I. Statement of the Case
This matter is before the Authority on exceptions to an award of Arbitrator Leon B. Applewhaite filed by the Agency under section 7122(a) of the Federal Service Labor-Management Relations Statute (the Statute) and part 2425 of the Authority's Rules and Regulations. The Union filed an opposition to the Agency's exceptions.
The grievant filed a grievance over the Agency's failure to grant her a career-ladder promotion to GS-11. The Arbitrator ruled that the grievant was entitled to have been promoted to GS-11 effective August 31, 1987. In a clarification of his award, he awarded her backpay from that date until the date on which she terminated her employment with the Agency.
We conclude that the Agency's exceptions were untimely filed insofar as they dispute the Arbitrator's original award, and we will dismiss the exceptions to that extent. We conclude that the exceptions were timely filed to the extent that they dispute the clarification of the award to award backpay to the grievant until the date on which she terminated her employment with the Agency. However, we find that the exceptions provide no basis for finding that aspect of the award deficient, and we will deny the exceptions.
☆ ☆ ☆ ☆ ☆
- _Exercises_
1. According to the statement of the case, from what date did the Arbitrator rule the grievant was entitled to have been promoted to GS-11?
2. Does each statement agree with the statement of the case? Answer yes or no for each, and quote the words that decide it.
(a) The Union filed exceptions to the Arbitrator's award.
(b) The Agency's exceptions were untimely to the extent that they dispute the original award.
(c) The Authority found the backpay clarification deficient.
The records have no role in this work.

- _Bounding box annotations_
☆ ☆ ☆ ☆ ☆
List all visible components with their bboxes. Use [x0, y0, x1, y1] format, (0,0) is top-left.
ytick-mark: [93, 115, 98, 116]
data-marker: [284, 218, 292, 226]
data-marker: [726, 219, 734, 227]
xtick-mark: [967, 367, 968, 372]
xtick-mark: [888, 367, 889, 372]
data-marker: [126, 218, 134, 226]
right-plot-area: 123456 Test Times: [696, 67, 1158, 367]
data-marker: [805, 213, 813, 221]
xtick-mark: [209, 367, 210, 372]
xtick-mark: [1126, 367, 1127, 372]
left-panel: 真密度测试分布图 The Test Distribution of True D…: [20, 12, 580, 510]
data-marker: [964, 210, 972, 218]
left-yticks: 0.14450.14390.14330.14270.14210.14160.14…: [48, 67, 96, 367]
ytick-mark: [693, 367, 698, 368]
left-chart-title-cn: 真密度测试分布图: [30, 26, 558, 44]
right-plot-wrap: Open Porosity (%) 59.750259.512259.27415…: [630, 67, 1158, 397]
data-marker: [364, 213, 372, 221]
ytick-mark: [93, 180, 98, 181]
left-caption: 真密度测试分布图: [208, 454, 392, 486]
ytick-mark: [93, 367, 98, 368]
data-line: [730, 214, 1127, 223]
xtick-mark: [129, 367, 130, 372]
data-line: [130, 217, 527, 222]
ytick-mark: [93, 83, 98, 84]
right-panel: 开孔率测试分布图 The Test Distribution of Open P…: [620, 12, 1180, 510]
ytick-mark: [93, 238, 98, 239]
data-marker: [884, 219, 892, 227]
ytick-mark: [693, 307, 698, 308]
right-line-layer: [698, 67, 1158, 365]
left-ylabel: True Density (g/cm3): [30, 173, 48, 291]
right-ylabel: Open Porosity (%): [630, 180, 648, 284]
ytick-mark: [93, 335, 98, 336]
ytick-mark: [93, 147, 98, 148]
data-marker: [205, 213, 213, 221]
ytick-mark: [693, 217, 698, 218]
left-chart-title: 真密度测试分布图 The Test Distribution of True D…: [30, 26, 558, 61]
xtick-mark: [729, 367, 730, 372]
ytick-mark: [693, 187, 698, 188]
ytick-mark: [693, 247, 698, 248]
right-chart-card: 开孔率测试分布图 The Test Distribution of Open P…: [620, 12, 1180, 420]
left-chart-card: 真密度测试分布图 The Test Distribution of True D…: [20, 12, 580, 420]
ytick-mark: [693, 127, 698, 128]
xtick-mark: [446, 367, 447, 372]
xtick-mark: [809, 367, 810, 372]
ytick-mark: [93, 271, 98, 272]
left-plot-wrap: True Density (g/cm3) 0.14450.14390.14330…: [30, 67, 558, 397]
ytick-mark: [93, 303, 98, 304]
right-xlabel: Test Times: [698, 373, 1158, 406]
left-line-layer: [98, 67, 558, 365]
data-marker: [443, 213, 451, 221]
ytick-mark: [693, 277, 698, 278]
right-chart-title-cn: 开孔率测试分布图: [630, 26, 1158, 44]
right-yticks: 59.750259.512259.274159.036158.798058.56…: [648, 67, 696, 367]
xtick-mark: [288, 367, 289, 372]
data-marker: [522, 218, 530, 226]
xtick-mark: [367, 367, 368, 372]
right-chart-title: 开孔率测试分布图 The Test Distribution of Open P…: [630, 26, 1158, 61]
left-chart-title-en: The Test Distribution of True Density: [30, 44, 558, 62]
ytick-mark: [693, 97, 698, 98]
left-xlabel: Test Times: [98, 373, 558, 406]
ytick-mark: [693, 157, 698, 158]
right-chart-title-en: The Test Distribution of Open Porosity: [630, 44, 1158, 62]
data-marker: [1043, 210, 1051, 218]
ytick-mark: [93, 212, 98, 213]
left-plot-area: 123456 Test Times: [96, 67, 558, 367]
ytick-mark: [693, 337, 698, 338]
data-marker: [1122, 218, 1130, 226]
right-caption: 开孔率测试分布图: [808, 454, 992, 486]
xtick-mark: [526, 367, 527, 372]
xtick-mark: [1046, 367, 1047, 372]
☆ ☆ ☆ ☆ ☆
- _Answers to the exercises_
1. August 31, 1987.

2.
(a) No: "The Union filed an opposition to the Agency's exceptions."
(b) Yes: "the Agency's exceptions were untimely filed insofar as they dispute the Arbitrator's original award"
(c) No: "we find that the exceptions provide no basis for finding that aspect of the award deficient"